DATASET EXTRACT:

################

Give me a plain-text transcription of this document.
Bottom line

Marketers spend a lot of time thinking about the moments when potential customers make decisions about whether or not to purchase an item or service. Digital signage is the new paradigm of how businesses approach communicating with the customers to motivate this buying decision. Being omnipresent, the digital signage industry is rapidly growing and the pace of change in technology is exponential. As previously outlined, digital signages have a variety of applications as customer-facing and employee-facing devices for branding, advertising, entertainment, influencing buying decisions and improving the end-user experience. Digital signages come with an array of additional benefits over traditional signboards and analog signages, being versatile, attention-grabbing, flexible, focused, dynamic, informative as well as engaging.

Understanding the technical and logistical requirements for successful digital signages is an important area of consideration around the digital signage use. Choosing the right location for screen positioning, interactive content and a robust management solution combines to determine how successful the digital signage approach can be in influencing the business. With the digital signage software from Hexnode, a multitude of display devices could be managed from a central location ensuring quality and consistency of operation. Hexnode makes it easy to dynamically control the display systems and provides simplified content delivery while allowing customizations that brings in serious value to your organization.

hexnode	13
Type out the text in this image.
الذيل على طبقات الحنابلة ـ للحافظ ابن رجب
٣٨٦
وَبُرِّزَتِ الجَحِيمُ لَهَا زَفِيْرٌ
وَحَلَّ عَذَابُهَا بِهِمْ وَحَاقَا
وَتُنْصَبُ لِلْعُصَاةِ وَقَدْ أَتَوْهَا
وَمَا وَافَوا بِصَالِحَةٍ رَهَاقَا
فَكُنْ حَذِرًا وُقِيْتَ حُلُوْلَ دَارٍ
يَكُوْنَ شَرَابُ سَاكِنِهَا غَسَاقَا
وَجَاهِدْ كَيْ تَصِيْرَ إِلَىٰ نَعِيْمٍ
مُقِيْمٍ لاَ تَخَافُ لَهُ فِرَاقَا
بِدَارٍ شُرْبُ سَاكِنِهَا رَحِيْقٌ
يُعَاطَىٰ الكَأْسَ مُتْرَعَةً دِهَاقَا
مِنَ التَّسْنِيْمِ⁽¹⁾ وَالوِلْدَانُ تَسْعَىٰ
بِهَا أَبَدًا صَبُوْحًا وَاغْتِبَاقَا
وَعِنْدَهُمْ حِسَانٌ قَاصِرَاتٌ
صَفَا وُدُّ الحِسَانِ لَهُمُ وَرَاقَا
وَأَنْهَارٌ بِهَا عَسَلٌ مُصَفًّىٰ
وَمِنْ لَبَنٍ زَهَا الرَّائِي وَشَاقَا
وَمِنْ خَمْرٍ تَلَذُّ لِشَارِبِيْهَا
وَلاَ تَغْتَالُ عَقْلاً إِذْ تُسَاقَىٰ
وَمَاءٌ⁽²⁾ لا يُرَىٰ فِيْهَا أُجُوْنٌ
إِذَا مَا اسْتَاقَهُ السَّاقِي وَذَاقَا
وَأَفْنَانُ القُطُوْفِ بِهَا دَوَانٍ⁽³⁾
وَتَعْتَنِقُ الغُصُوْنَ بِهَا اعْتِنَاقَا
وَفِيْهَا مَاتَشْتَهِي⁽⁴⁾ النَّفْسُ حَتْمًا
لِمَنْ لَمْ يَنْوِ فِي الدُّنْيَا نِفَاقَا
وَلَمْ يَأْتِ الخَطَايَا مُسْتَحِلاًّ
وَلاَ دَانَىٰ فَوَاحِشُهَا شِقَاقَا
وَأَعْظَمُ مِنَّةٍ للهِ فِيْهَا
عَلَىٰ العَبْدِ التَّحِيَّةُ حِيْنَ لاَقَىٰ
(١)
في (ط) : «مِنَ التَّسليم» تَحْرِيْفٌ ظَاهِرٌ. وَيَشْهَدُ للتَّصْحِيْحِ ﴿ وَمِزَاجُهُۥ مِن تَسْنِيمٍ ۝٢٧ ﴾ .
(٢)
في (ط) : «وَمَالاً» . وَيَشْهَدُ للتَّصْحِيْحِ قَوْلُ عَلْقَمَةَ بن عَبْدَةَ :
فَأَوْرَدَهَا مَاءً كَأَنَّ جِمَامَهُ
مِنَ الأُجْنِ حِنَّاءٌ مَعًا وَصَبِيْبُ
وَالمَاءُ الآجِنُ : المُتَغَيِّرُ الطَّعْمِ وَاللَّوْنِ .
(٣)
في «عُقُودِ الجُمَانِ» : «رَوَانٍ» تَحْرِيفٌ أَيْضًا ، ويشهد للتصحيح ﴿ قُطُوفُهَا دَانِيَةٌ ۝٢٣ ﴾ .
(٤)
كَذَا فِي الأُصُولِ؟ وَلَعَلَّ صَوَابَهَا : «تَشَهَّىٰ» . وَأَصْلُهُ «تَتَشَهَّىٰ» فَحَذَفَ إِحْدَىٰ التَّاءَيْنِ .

################

GOAL: Transcribe all of the material exactly. Omit nothing.

THE REPLY:
Give me a plain-text transcription of this document.
Bottom line

Marketers spend a lot of time thinking about the moments when potential customers make decisions about whether or not to purchase an item or service. Digital signage is the new paradigm of how businesses approach communicating with the customers to motivate this buying decision. Being omnipresent, the digital signage industry is rapidly growing and the pace of change in technology is exponential. As previously outlined, digital signages have a variety of applications as customer-facing and employee-facing devices for branding, advertising, entertainment, influencing buying decisions and improving the end-user experience. Digital signages come with an array of additional benefits over traditional signboards and analog signages, being versatile, attention-grabbing, flexible, focused, dynamic, informative as well as engaging.

Understanding the technical and logistical requirements for successful digital signages is an important area of consideration around the digital signage use. Choosing the right location for screen positioning, interactive content and a robust management solution combines to determine how successful the digital signage approach can be in influencing the business. With the digital signage software from Hexnode, a multitude of display devices could be managed from a central location ensuring quality and consistency of operation. Hexnode makes it easy to dynamically control the display systems and provides simplified content delivery while allowing customizations that brings in serious value to your organization.

hexnode	13
Type out the text in this image.
الذيل على طبقات الحنابلة ـ للحافظ ابن رجب
٣٨٦
وَبُرِّزَتِ الجَحِيمُ لَهَا زَفِيْرٌ
وَحَلَّ عَذَابُهَا بِهِمْ وَحَاقَا
وَتُنْصَبُ لِلْعُصَاةِ وَقَدْ أَتَوْهَا
وَمَا وَافَوا بِصَالِحَةٍ رَهَاقَا
فَكُنْ حَذِرًا وُقِيْتَ حُلُوْلَ دَارٍ
يَكُوْنَ شَرَابُ سَاكِنِهَا غَسَاقَا
وَجَاهِدْ كَيْ تَصِيْرَ إِلَىٰ نَعِيْمٍ
مُقِيْمٍ لاَ تَخَافُ لَهُ فِرَاقَا
بِدَارٍ شُرْبُ سَاكِنِهَا رَحِيْقٌ
يُعَاطَىٰ الكَأْسَ مُتْرَعَةً دِهَاقَا
مِنَ التَّسْنِيْمِ⁽¹⁾ وَالوِلْدَانُ تَسْعَىٰ
بِهَا أَبَدًا صَبُوْحًا وَاغْتِبَاقَا
وَعِنْدَهُمْ حِسَانٌ قَاصِرَاتٌ
صَفَا وُدُّ الحِسَانِ لَهُمُ وَرَاقَا
وَأَنْهَارٌ بِهَا عَسَلٌ مُصَفًّىٰ
وَمِنْ لَبَنٍ زَهَا الرَّائِي وَشَاقَا
وَمِنْ خَمْرٍ تَلَذُّ لِشَارِبِيْهَا
وَلاَ تَغْتَالُ عَقْلاً إِذْ تُسَاقَىٰ
وَمَاءٌ⁽²⁾ لا يُرَىٰ فِيْهَا أُجُوْنٌ
إِذَا مَا اسْتَاقَهُ السَّاقِي وَذَاقَا
وَأَفْنَانُ القُطُوْفِ بِهَا دَوَانٍ⁽³⁾
وَتَعْتَنِقُ الغُصُوْنَ بِهَا اعْتِنَاقَا
وَفِيْهَا مَاتَشْتَهِي⁽⁴⁾ النَّفْسُ حَتْمًا
لِمَنْ لَمْ يَنْوِ فِي الدُّنْيَا نِفَاقَا
وَلَمْ يَأْتِ الخَطَايَا مُسْتَحِلاًّ
وَلاَ دَانَىٰ فَوَاحِشُهَا شِقَاقَا
وَأَعْظَمُ مِنَّةٍ للهِ فِيْهَا
عَلَىٰ العَبْدِ التَّحِيَّةُ حِيْنَ لاَقَىٰ
(١)
في (ط) : «مِنَ التَّسليم» تَحْرِيْفٌ ظَاهِرٌ. وَيَشْهَدُ للتَّصْحِيْحِ ﴿ وَمِزَاجُهُۥ مِن تَسْنِيمٍ ۝٢٧ ﴾ .
(٢)
في (ط) : «وَمَالاً» . وَيَشْهَدُ للتَّصْحِيْحِ قَوْلُ عَلْقَمَةَ بن عَبْدَةَ :
فَأَوْرَدَهَا مَاءً كَأَنَّ جِمَامَهُ
مِنَ الأُجْنِ حِنَّاءٌ مَعًا وَصَبِيْبُ
وَالمَاءُ الآجِنُ : المُتَغَيِّرُ الطَّعْمِ وَاللَّوْنِ .
(٣)
في «عُقُودِ الجُمَانِ» : «رَوَانٍ» تَحْرِيفٌ أَيْضًا ، ويشهد للتصحيح ﴿ قُطُوفُهَا دَانِيَةٌ ۝٢٣ ﴾ .
(٤)
كَذَا فِي الأُصُولِ؟ وَلَعَلَّ صَوَابَهَا : «تَشَهَّىٰ» . وَأَصْلُهُ «تَتَشَهَّىٰ» فَحَذَفَ إِحْدَىٰ التَّاءَيْنِ .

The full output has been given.